## What to work on
Collect every line that includes the string "следующего".
[START OF Supplied material]
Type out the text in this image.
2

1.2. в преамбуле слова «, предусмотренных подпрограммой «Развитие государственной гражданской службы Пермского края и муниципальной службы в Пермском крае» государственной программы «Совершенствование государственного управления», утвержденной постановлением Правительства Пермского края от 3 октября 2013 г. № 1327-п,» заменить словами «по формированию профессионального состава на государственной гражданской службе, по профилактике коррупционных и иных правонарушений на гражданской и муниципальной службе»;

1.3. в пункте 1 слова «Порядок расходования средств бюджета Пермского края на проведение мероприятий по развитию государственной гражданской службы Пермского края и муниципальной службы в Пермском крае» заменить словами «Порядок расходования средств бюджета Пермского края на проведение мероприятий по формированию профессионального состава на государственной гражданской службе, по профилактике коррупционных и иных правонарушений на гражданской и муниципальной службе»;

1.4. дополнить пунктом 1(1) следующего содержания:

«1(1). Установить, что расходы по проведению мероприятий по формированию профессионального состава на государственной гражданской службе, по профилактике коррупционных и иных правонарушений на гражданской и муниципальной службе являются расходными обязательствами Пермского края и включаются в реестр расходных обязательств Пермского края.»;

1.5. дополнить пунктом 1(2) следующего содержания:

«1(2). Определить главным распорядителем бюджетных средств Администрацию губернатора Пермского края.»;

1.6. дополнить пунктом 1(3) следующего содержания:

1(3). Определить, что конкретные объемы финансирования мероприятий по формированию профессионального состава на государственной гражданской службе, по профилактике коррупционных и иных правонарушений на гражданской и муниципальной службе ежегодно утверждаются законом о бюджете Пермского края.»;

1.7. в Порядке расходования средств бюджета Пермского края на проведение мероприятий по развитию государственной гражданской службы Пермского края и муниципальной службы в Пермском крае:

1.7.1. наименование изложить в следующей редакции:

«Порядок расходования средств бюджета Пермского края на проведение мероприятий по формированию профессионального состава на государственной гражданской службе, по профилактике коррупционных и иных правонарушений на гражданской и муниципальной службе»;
[END OF Supplied material]
## Response
1.4. дополнить пунктом 1(1) следующего содержания:
1.5. дополнить пунктом 1(2) следующего содержания:
1.6. дополнить пунктом 1(3) следующего содержания:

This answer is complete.